§ **Records**
----------------
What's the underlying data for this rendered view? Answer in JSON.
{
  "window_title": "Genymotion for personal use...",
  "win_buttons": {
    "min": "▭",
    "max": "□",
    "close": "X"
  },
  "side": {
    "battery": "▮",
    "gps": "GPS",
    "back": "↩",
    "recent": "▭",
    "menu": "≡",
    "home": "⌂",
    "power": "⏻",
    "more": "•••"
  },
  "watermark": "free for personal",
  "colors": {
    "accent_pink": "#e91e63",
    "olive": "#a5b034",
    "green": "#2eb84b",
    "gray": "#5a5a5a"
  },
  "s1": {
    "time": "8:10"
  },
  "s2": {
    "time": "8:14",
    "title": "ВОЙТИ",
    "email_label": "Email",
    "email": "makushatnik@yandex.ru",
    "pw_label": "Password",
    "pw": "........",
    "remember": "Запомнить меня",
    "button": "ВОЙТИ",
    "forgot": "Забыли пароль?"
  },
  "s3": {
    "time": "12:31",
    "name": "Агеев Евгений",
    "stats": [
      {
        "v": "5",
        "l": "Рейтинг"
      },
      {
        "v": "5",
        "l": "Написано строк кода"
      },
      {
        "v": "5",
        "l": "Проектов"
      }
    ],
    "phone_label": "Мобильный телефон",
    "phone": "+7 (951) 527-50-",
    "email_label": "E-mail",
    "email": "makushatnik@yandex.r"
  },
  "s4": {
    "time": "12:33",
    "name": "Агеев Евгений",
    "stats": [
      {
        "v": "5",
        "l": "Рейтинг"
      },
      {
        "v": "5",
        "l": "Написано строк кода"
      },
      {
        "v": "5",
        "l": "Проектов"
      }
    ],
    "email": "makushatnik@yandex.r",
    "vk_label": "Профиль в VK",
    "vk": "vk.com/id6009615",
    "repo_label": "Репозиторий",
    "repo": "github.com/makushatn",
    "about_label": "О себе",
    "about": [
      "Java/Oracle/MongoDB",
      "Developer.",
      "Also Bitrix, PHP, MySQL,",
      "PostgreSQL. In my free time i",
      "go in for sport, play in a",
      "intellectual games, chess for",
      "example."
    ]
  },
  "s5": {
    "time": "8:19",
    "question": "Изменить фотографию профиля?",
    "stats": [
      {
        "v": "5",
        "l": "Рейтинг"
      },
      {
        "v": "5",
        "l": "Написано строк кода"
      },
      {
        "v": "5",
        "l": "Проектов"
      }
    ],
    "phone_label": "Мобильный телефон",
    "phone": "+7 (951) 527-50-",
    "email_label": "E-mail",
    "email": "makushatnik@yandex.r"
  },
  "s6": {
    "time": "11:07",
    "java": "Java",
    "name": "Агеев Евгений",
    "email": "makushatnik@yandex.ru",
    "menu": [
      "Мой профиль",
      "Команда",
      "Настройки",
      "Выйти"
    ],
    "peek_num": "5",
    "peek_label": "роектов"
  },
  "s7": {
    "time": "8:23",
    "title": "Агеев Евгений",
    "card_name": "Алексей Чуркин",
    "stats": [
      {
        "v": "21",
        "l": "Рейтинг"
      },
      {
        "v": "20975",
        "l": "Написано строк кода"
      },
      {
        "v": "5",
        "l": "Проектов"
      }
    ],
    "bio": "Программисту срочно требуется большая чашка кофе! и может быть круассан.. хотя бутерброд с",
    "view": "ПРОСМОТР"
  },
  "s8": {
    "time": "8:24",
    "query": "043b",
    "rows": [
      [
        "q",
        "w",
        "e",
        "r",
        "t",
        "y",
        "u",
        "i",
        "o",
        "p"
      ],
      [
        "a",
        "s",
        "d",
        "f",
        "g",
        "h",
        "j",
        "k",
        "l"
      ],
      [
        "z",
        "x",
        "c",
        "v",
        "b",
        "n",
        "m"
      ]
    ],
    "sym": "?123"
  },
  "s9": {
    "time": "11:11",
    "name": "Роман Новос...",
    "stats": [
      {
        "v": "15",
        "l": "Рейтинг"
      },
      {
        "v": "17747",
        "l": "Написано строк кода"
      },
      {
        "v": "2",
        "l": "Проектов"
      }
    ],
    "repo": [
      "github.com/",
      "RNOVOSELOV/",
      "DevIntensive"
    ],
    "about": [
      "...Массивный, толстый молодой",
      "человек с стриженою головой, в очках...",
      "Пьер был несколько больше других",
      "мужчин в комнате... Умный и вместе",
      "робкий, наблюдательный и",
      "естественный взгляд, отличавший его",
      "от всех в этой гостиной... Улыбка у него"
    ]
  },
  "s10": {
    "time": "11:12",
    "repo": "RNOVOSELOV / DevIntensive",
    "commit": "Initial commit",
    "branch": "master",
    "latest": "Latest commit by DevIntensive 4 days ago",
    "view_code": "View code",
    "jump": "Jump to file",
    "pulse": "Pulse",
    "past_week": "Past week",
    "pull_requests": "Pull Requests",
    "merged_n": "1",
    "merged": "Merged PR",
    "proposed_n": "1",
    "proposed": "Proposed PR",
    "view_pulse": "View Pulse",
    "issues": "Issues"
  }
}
----------------
What is needed here is an exact reproduction of all the entries.

What's the underlying data for this rendered view? Answer in JSON.
{
  "window_title": "Genymotion for personal use...",
  "win_buttons": {
    "min": "▭",
    "max": "□",
    "close": "X"
  },
  "side": {
    "battery": "▮",
    "gps": "GPS",
    "back": "↩",
    "recent": "▭",
    "menu": "≡",
    "home": "⌂",
    "power": "⏻",
    "more": "•••"
  },
  "watermark": "free for personal",
  "colors": {
    "accent_pink": "#e91e63",
    "olive": "#a5b034",
    "green": "#2eb84b",
    "gray": "#5a5a5a"
  },
  "s1": {
    "time": "8:10"
  },
  "s2": {
    "time": "8:14",
    "title": "ВОЙТИ",
    "email_label": "Email",
    "email": "makushatnik@yandex.ru",
    "pw_label": "Password",
    "pw": "........",
    "remember": "Запомнить меня",
    "button": "ВОЙТИ",
    "forgot": "Забыли пароль?"
  },
  "s3": {
    "time": "12:31",
    "name": "Агеев Евгений",
    "stats": [
      {
        "v": "5",
        "l": "Рейтинг"
      },
      {
        "v": "5",
        "l": "Написано строк кода"
      },
      {
        "v": "5",
        "l": "Проектов"
      }
    ],
    "phone_label": "Мобильный телефон",
    "phone": "+7 (951) 527-50-",
    "email_label": "E-mail",
    "email": "makushatnik@yandex.r"
  },
  "s4": {
    "time": "12:33",
    "name": "Агеев Евгений",
    "stats": [
      {
        "v": "5",
        "l": "Рейтинг"
      },
      {
        "v": "5",
        "l": "Написано строк кода"
      },
      {
        "v": "5",
        "l": "Проектов"
      }
    ],
    "email": "makushatnik@yandex.r",
    "vk_label": "Профиль в VK",
    "vk": "vk.com/id6009615",
    "repo_label": "Репозиторий",
    "repo": "github.com/makushatn",
    "about_label": "О себе",
    "about": [
      "Java/Oracle/MongoDB",
      "Developer.",
      "Also Bitrix, PHP, MySQL,",
      "PostgreSQL. In my free time i",
      "go in for sport, play in a",
      "intellectual games, chess for",
      "example."
    ]
  },
  "s5": {
    "time": "8:19",
    "question": "Изменить фотографию профиля?",
    "stats": [
      {
        "v": "5",
        "l": "Рейтинг"
      },
      {
        "v": "5",
        "l": "Написано строк кода"
      },
      {
        "v": "5",
        "l": "Проектов"
      }
    ],
    "phone_label": "Мобильный телефон",
    "phone": "+7 (951) 527-50-",
    "email_label": "E-mail",
    "email": "makushatnik@yandex.r"
  },
  "s6": {
    "time": "11:07",
    "java": "Java",
    "name": "Агеев Евгений",
    "email": "makushatnik@yandex.ru",
    "menu": [
      "Мой профиль",
      "Команда",
      "Настройки",
      "Выйти"
    ],
    "peek_num": "5",
    "peek_label": "роектов"
  },
  "s7": {
    "time": "8:23",
    "title": "Агеев Евгений",
    "card_name": "Алексей Чуркин",
    "stats": [
      {
        "v": "21",
        "l": "Рейтинг"
      },
      {
        "v": "20975",
        "l": "Написано строк кода"
      },
      {
        "v": "5",
        "l": "Проектов"
      }
    ],
    "bio": "Программисту срочно требуется большая чашка кофе! и может быть круассан.. хотя бутерброд с",
    "view": "ПРОСМОТР"
  },
  "s8": {
    "time": "8:24",
    "query": "043b",
    "rows": [
      [
        "q",
        "w",
        "e",
        "r",
        "t",
        "y",
        "u",
        "i",
        "o",
        "p"
      ],
      [
        "a",
        "s",
        "d",
        "f",
        "g",
        "h",
        "j",
        "k",
        "l"
      ],
      [
        "z",
        "x",
        "c",
        "v",
        "b",
        "n",
        "m"
      ]
    ],
    "sym": "?123"
  },
  "s9": {
    "time": "11:11",
    "name": "Роман Новос...",
    "stats": [
      {
        "v": "15",
        "l": "Рейтинг"
      },
      {
        "v": "17747",
        "l": "Написано строк кода"
      },
      {
        "v": "2",
        "l": "Проектов"
      }
    ],
    "repo": [
      "github.com/",
      "RNOVOSELOV/",
      "DevIntensive"
    ],
    "about": [
      "...Массивный, толстый молодой",
      "человек с стриженою головой, в очках...",
      "Пьер был несколько больше других",
      "мужчин в комнате... Умный и вместе",
      "робкий, наблюдательный и",
      "естественный взгляд, отличавший его",
      "от всех в этой гостиной... Улыбка у него"
    ]
  },
  "s10": {
    "time": "11:12",
    "repo": "RNOVOSELOV / DevIntensive",
    "commit": "Initial commit",
    "branch": "master",
    "latest": "Latest commit by DevIntensive 4 days ago",
    "view_code": "View code",
    "jump": "Jump to file",
    "pulse": "Pulse",
    "past_week": "Past week",
    "pull_requests": "Pull Requests",
    "merged_n": "1",
    "merged": "Merged PR",
    "proposed_n": "1",
    "proposed": "Proposed PR",
    "view_pulse": "View Pulse",
    "issues": "Issues"
  }
}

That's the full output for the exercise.